Extracted data entries
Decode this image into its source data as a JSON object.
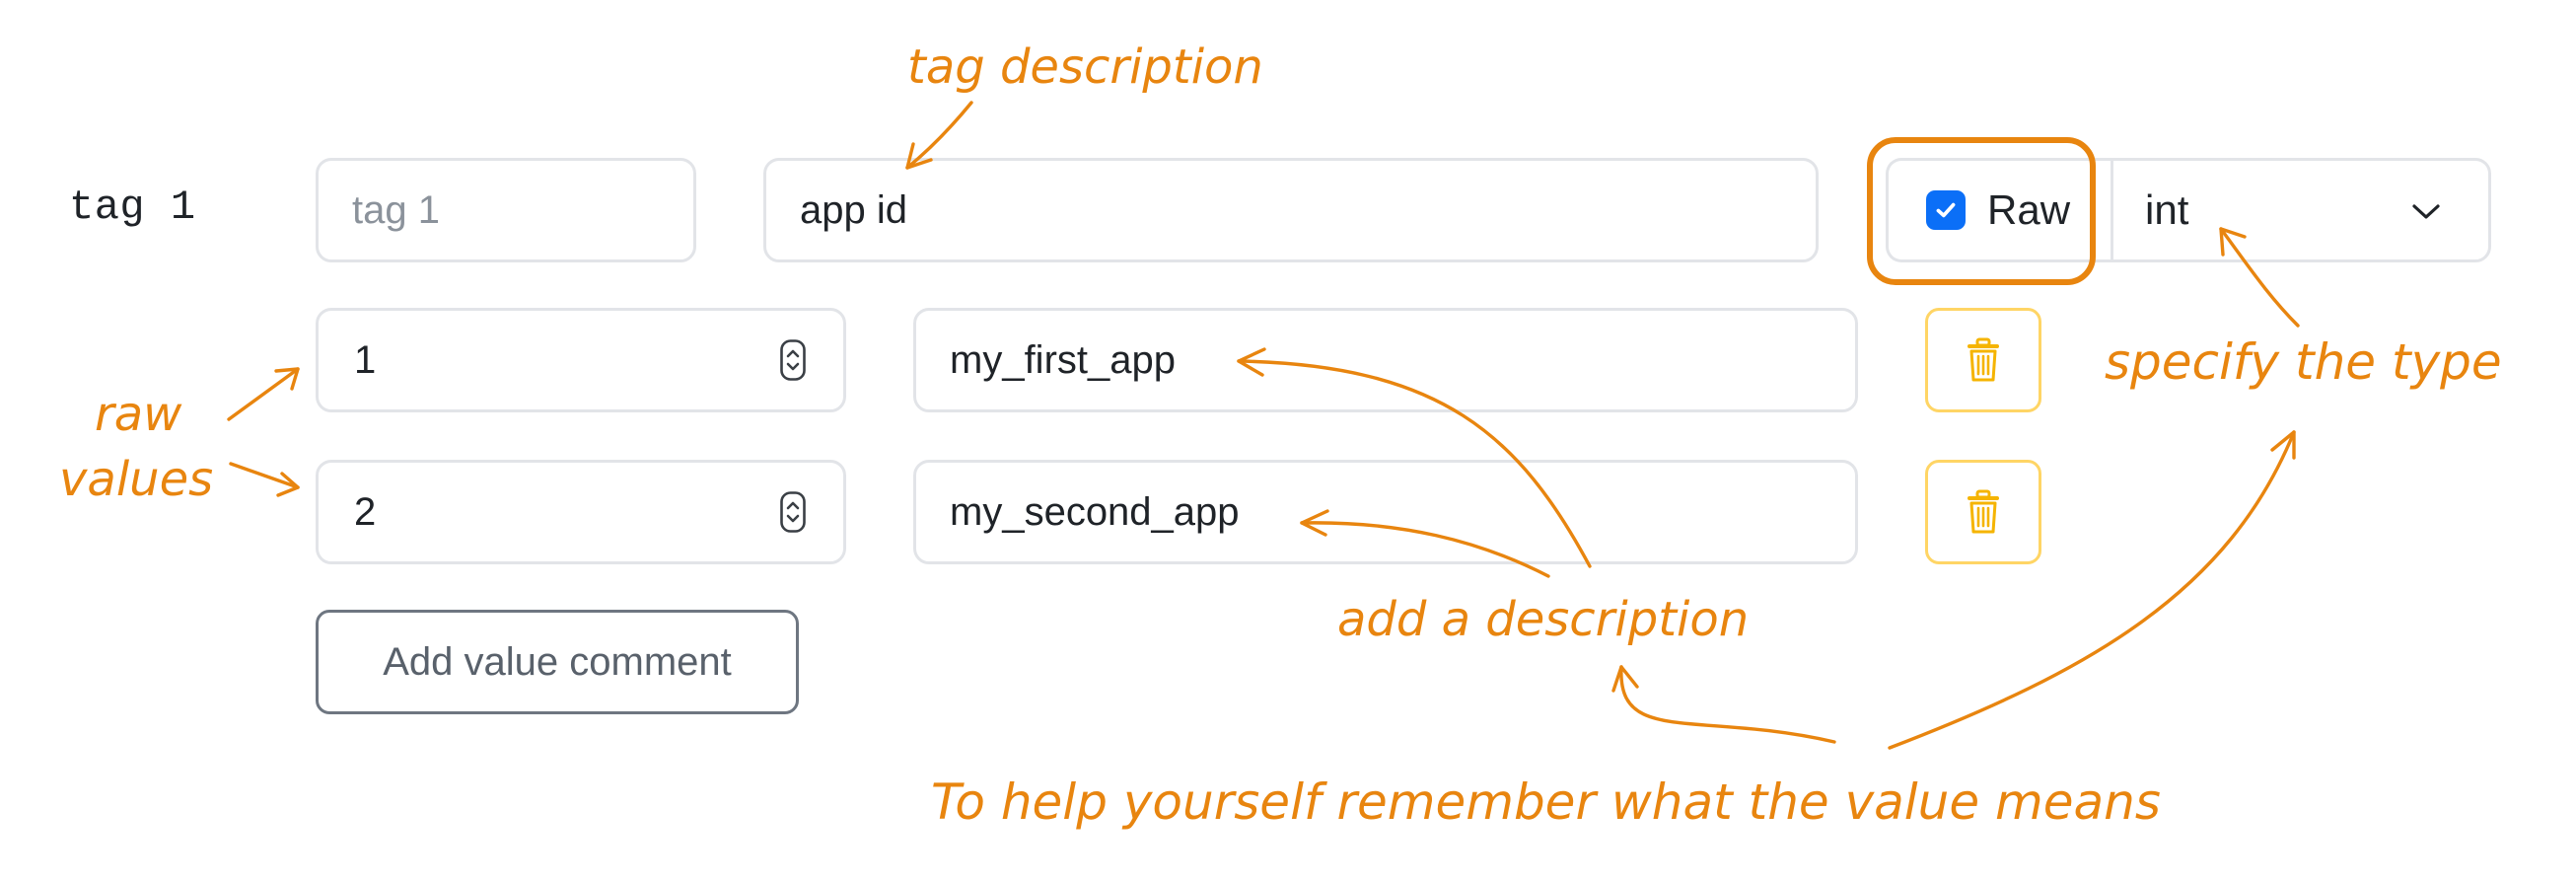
{
  "tag": {
    "label": "tag 1",
    "name_placeholder": "tag 1",
    "description_value": "app id",
    "raw_checked": true,
    "raw_label": "Raw",
    "type_value": "int"
  },
  "values": [
    {
      "raw": "1",
      "description": "my_first_app"
    },
    {
      "raw": "2",
      "description": "my_second_app"
    }
  ],
  "add_value_comment_label": "Add value comment",
  "annotations": {
    "tag_description": "tag description",
    "raw_values_line1": "raw",
    "raw_values_line2": "values",
    "specify_type": "specify the type",
    "add_description": "add a description",
    "help_remember": "To help yourself remember what the value means"
  },
  "colors": {
    "annotation": "#e8850f",
    "checkbox": "#0b6ff7",
    "delete_border": "#ffd565",
    "delete_icon": "#f5b400"
  },
  "icons": [
    "check-icon",
    "chevron-down-icon",
    "trash-icon",
    "stepper-icon"
  ]
}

## EXERCISE DIRECTIONS
Could you reproduce every record above exactly, leaving out the pictures?

## THE ANSWER
Decode this image into its source data as a JSON object.
{
  "tag": {
    "label": "tag 1",
    "name_placeholder": "tag 1",
    "description_value": "app id",
    "raw_checked": true,
    "raw_label": "Raw",
    "type_value": "int"
  },
  "values": [
    {
      "raw": "1",
      "description": "my_first_app"
    },
    {
      "raw": "2",
      "description": "my_second_app"
    }
  ],
  "add_value_comment_label": "Add value comment",
  "annotations": {
    "tag_description": "tag description",
    "raw_values_line1": "raw",
    "raw_values_line2": "values",
    "specify_type": "specify the type",
    "add_description": "add a description",
    "help_remember": "To help yourself remember what the value means"
  },
  "colors": {
    "annotation": "#e8850f",
    "checkbox": "#0b6ff7",
    "delete_border": "#ffd565",
    "delete_icon": "#f5b400"
  },
  "icons": [
    "check-icon",
    "chevron-down-icon",
    "trash-icon",
    "stepper-icon"
  ]
}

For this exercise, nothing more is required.